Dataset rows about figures
§ §
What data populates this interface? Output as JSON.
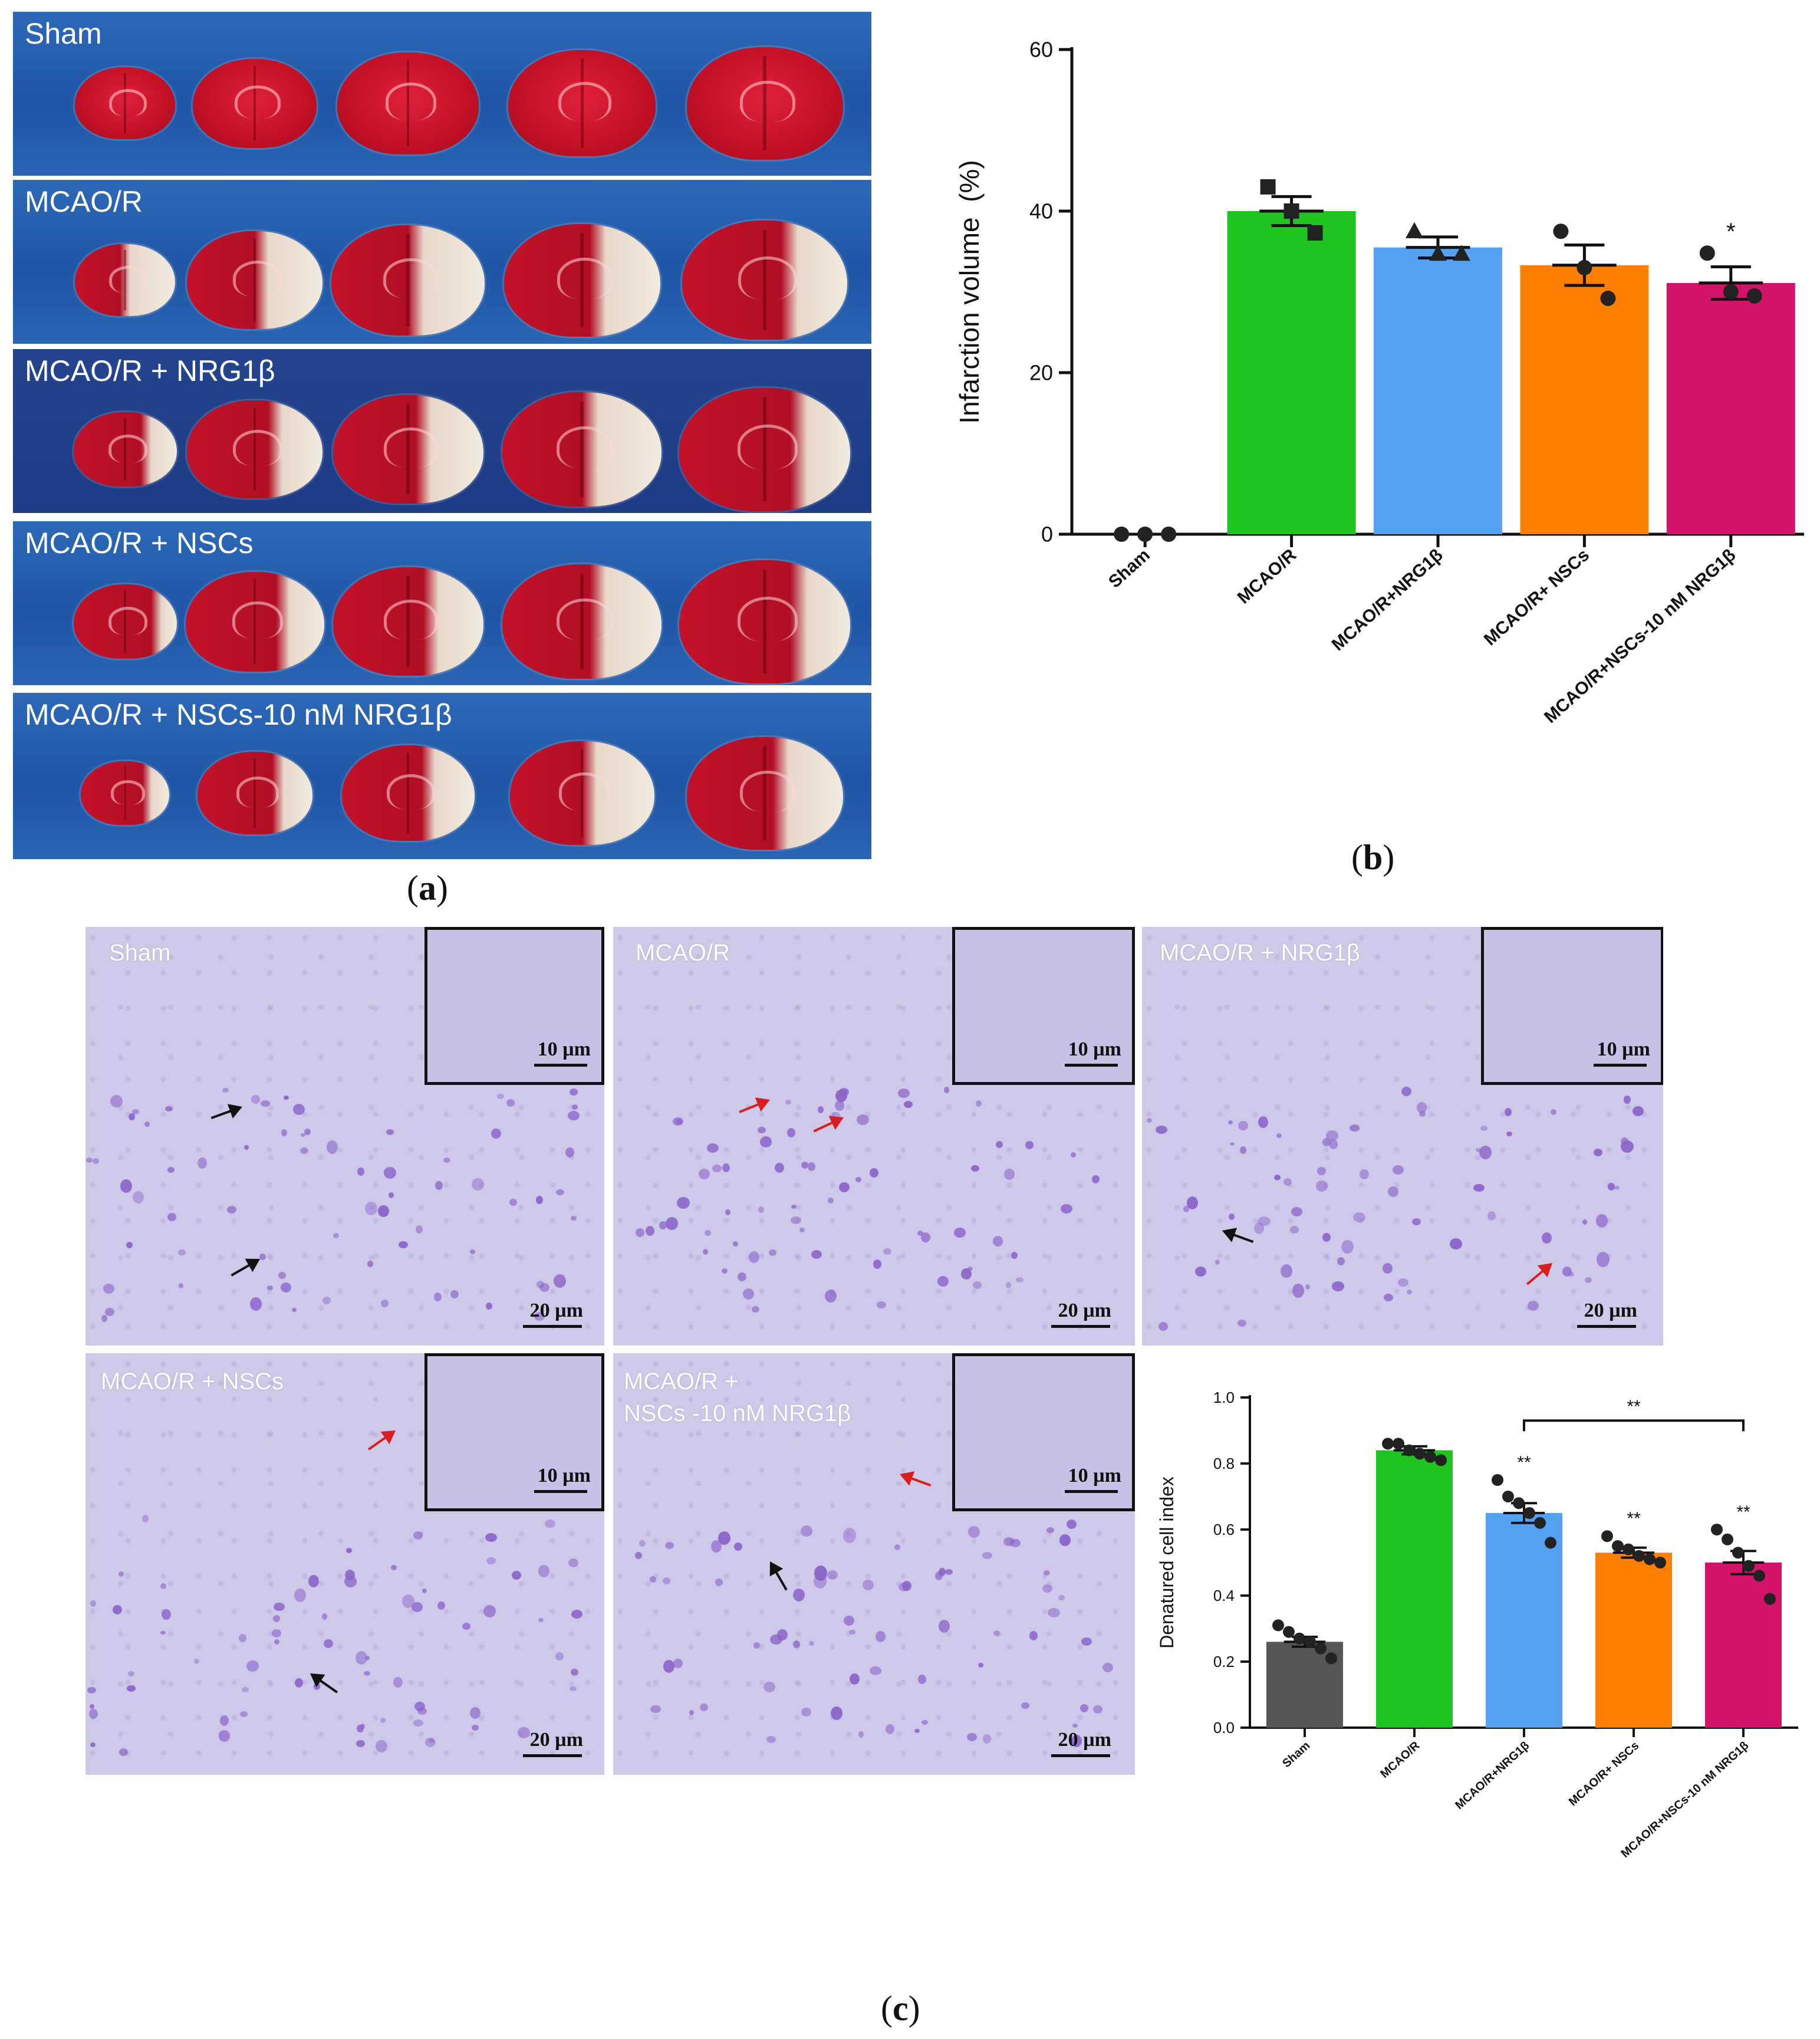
{
  "panels": {
    "a": {
      "open": "(",
      "letter": "a",
      "close": ")"
    },
    "b": {
      "open": "(",
      "letter": "b",
      "close": ")"
    },
    "c": {
      "open": "(",
      "letter": "c",
      "close": ")"
    }
  },
  "ttc_rows": [
    {
      "label": "Sham"
    },
    {
      "label": "MCAO/R"
    },
    {
      "label": "MCAO/R  + NRG1β"
    },
    {
      "label": "MCAO/R  + NSCs"
    },
    {
      "label": "MCAO/R  + NSCs-10 nM NRG1β"
    }
  ],
  "micrographs": [
    {
      "label": "Sham",
      "inset_scale": "10 µm",
      "scale": "20 µm"
    },
    {
      "label": "MCAO/R",
      "inset_scale": "10 µm",
      "scale": "20 µm"
    },
    {
      "label": "MCAO/R  + NRG1β",
      "inset_scale": "10 µm",
      "scale": "20 µm"
    },
    {
      "label": "MCAO/R + NSCs",
      "inset_scale": "10 µm",
      "scale": "20 µm"
    },
    {
      "label": "MCAO/R +",
      "label2": "NSCs -10 nM NRG1β",
      "inset_scale": "10 µm",
      "scale": "20 µm"
    }
  ],
  "colors": {
    "sham": "#555555",
    "mcao": "#1fc41f",
    "nrg": "#55a2f2",
    "nscs": "#ff8000",
    "combo": "#d3136a",
    "arrow_black": "#111111",
    "arrow_red": "#d81e1e"
  },
  "chart_data": [
    {
      "type": "bar",
      "title": "",
      "xlabel": "",
      "ylabel": "Infarction volume  (%)",
      "ylim": [
        0,
        60
      ],
      "yticks": [
        0,
        20,
        40,
        60
      ],
      "categories": [
        "Sham",
        "MCAO/R",
        "MCAO/R+NRG1β",
        "MCAO/R+ NSCs",
        "MCAO/R+NSCs-10 nM NRG1β"
      ],
      "values": [
        0,
        40,
        35.5,
        33.3,
        31.1
      ],
      "errors": [
        0,
        1.8,
        1.3,
        2.5,
        2.0
      ],
      "markers": [
        "circle",
        "square",
        "triangle",
        "circle",
        "circle"
      ],
      "points": [
        [
          0,
          0,
          0
        ],
        [
          43,
          40,
          37.3
        ],
        [
          37.5,
          34.7,
          34.7
        ],
        [
          37.5,
          33,
          29.2
        ],
        [
          34.8,
          30,
          29.5
        ]
      ],
      "annotations": [
        {
          "index": 4,
          "text": "*"
        }
      ],
      "grid": false
    },
    {
      "type": "bar",
      "title": "",
      "xlabel": "",
      "ylabel": "Denatured cell index",
      "ylim": [
        0,
        1.0
      ],
      "yticks": [
        0.0,
        0.2,
        0.4,
        0.6,
        0.8,
        1.0
      ],
      "categories": [
        "Sham",
        "MCAO/R",
        "MCAO/R+NRG1β",
        "MCAO/R+ NSCs",
        "MCAO/R+NSCs-10 nM NRG1β"
      ],
      "values": [
        0.26,
        0.84,
        0.65,
        0.53,
        0.5
      ],
      "errors": [
        0.015,
        0.012,
        0.03,
        0.015,
        0.035
      ],
      "points": [
        [
          0.31,
          0.29,
          0.27,
          0.26,
          0.24,
          0.21
        ],
        [
          0.86,
          0.86,
          0.84,
          0.83,
          0.82,
          0.81
        ],
        [
          0.75,
          0.7,
          0.68,
          0.65,
          0.62,
          0.56
        ],
        [
          0.58,
          0.55,
          0.54,
          0.52,
          0.51,
          0.5
        ],
        [
          0.6,
          0.57,
          0.53,
          0.49,
          0.46,
          0.39
        ]
      ],
      "annotations": [
        {
          "index": 2,
          "text": "**"
        },
        {
          "index": 3,
          "text": "**"
        },
        {
          "index": 4,
          "text": "**"
        },
        {
          "bracket": [
            2,
            4
          ],
          "text": "**"
        }
      ],
      "grid": false
    }
  ]
}
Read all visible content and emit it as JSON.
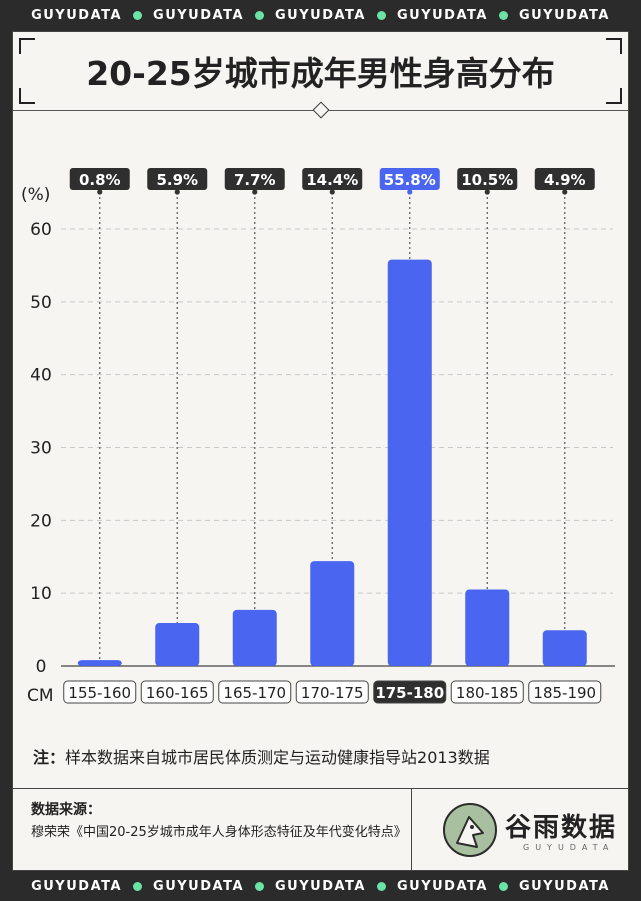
{
  "ticker": {
    "items": [
      "GUYUDATA",
      "GUYUDATA",
      "GUYUDATA",
      "GUYUDATA",
      "GUYUDATA"
    ],
    "dot_color": "#6be3a4"
  },
  "title": "20-25岁城市成年男性身高分布",
  "colors": {
    "bar": "#4a65f0",
    "highlight_label_bg": "#4a65f0",
    "label_bg": "#2f2f2f",
    "grid": "#c9c9c9",
    "selected_tick_bg": "#2f2f2f"
  },
  "chart_data": {
    "type": "bar",
    "title": "20-25岁城市成年男性身高分布",
    "ylabel": "(%)",
    "xlabel": "CM",
    "ylim": [
      0,
      60
    ],
    "yticks": [
      0,
      10,
      20,
      30,
      40,
      50,
      60
    ],
    "categories": [
      "155-160",
      "160-165",
      "165-170",
      "170-175",
      "175-180",
      "180-185",
      "185-190"
    ],
    "values": [
      0.8,
      5.9,
      7.7,
      14.4,
      55.8,
      10.5,
      4.9
    ],
    "value_labels": [
      "0.8%",
      "5.9%",
      "7.7%",
      "14.4%",
      "55.8%",
      "10.5%",
      "4.9%"
    ],
    "highlight_index": 4
  },
  "note": {
    "label": "注：",
    "text": "样本数据来自城市居民体质测定与运动健康指导站2013数据"
  },
  "source": {
    "label": "数据来源：",
    "text": "穆荣荣《中国20-25岁城市成年人身体形态特征及年代变化特点》"
  },
  "brand": {
    "cn": "谷雨数据",
    "en": "GUYUDATA"
  }
}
§ §
● Written instruction
Transcribe each entry precisely as given, leaving the pictures out.

● Task output
What data populates this interface? Output as JSON.
{
  "panels": {
    "a": {
      "open": "(",
      "letter": "a",
      "close": ")"
    },
    "b": {
      "open": "(",
      "letter": "b",
      "close": ")"
    },
    "c": {
      "open": "(",
      "letter": "c",
      "close": ")"
    }
  },
  "ttc_rows": [
    {
      "label": "Sham"
    },
    {
      "label": "MCAO/R"
    },
    {
      "label": "MCAO/R  + NRG1β"
    },
    {
      "label": "MCAO/R  + NSCs"
    },
    {
      "label": "MCAO/R  + NSCs-10 nM NRG1β"
    }
  ],
  "micrographs": [
    {
      "label": "Sham",
      "inset_scale": "10 µm",
      "scale": "20 µm"
    },
    {
      "label": "MCAO/R",
      "inset_scale": "10 µm",
      "scale": "20 µm"
    },
    {
      "label": "MCAO/R  + NRG1β",
      "inset_scale": "10 µm",
      "scale": "20 µm"
    },
    {
      "label": "MCAO/R + NSCs",
      "inset_scale": "10 µm",
      "scale": "20 µm"
    },
    {
      "label": "MCAO/R +",
      "label2": "NSCs -10 nM NRG1β",
      "inset_scale": "10 µm",
      "scale": "20 µm"
    }
  ],
  "colors": {
    "sham": "#555555",
    "mcao": "#1fc41f",
    "nrg": "#55a2f2",
    "nscs": "#ff8000",
    "combo": "#d3136a",
    "arrow_black": "#111111",
    "arrow_red": "#d81e1e"
  },
  "chart_data": [
    {
      "type": "bar",
      "title": "",
      "xlabel": "",
      "ylabel": "Infarction volume  (%)",
      "ylim": [
        0,
        60
      ],
      "yticks": [
        0,
        20,
        40,
        60
      ],
      "categories": [
        "Sham",
        "MCAO/R",
        "MCAO/R+NRG1β",
        "MCAO/R+ NSCs",
        "MCAO/R+NSCs-10 nM NRG1β"
      ],
      "values": [
        0,
        40,
        35.5,
        33.3,
        31.1
      ],
      "errors": [
        0,
        1.8,
        1.3,
        2.5,
        2.0
      ],
      "markers": [
        "circle",
        "square",
        "triangle",
        "circle",
        "circle"
      ],
      "points": [
        [
          0,
          0,
          0
        ],
        [
          43,
          40,
          37.3
        ],
        [
          37.5,
          34.7,
          34.7
        ],
        [
          37.5,
          33,
          29.2
        ],
        [
          34.8,
          30,
          29.5
        ]
      ],
      "annotations": [
        {
          "index": 4,
          "text": "*"
        }
      ],
      "grid": false
    },
    {
      "type": "bar",
      "title": "",
      "xlabel": "",
      "ylabel": "Denatured cell index",
      "ylim": [
        0,
        1.0
      ],
      "yticks": [
        0.0,
        0.2,
        0.4,
        0.6,
        0.8,
        1.0
      ],
      "categories": [
        "Sham",
        "MCAO/R",
        "MCAO/R+NRG1β",
        "MCAO/R+ NSCs",
        "MCAO/R+NSCs-10 nM NRG1β"
      ],
      "values": [
        0.26,
        0.84,
        0.65,
        0.53,
        0.5
      ],
      "errors": [
        0.015,
        0.012,
        0.03,
        0.015,
        0.035
      ],
      "points": [
        [
          0.31,
          0.29,
          0.27,
          0.26,
          0.24,
          0.21
        ],
        [
          0.86,
          0.86,
          0.84,
          0.83,
          0.82,
          0.81
        ],
        [
          0.75,
          0.7,
          0.68,
          0.65,
          0.62,
          0.56
        ],
        [
          0.58,
          0.55,
          0.54,
          0.52,
          0.51,
          0.5
        ],
        [
          0.6,
          0.57,
          0.53,
          0.49,
          0.46,
          0.39
        ]
      ],
      "annotations": [
        {
          "index": 2,
          "text": "**"
        },
        {
          "index": 3,
          "text": "**"
        },
        {
          "index": 4,
          "text": "**"
        },
        {
          "bracket": [
            2,
            4
          ],
          "text": "**"
        }
      ],
      "grid": false
    }
  ]
}
Read all visible content and emit it as JSON.
{
  "ticker": {
    "items": [
      "GUYUDATA",
      "GUYUDATA",
      "GUYUDATA",
      "GUYUDATA",
      "GUYUDATA"
    ],
    "dot_color": "#6be3a4"
  },
  "title": "20-25岁城市成年男性身高分布",
  "colors": {
    "bar": "#4a65f0",
    "highlight_label_bg": "#4a65f0",
    "label_bg": "#2f2f2f",
    "grid": "#c9c9c9",
    "selected_tick_bg": "#2f2f2f"
  },
  "chart_data": {
    "type": "bar",
    "title": "20-25岁城市成年男性身高分布",
    "ylabel": "(%)",
    "xlabel": "CM",
    "ylim": [
      0,
      60
    ],
    "yticks": [
      0,
      10,
      20,
      30,
      40,
      50,
      60
    ],
    "categories": [
      "155-160",
      "160-165",
      "165-170",
      "170-175",
      "175-180",
      "180-185",
      "185-190"
    ],
    "values": [
      0.8,
      5.9,
      7.7,
      14.4,
      55.8,
      10.5,
      4.9
    ],
    "value_labels": [
      "0.8%",
      "5.9%",
      "7.7%",
      "14.4%",
      "55.8%",
      "10.5%",
      "4.9%"
    ],
    "highlight_index": 4
  },
  "note": {
    "label": "注：",
    "text": "样本数据来自城市居民体质测定与运动健康指导站2013数据"
  },
  "source": {
    "label": "数据来源：",
    "text": "穆荣荣《中国20-25岁城市成年人身体形态特征及年代变化特点》"
  },
  "brand": {
    "cn": "谷雨数据",
    "en": "GUYUDATA"
  }
}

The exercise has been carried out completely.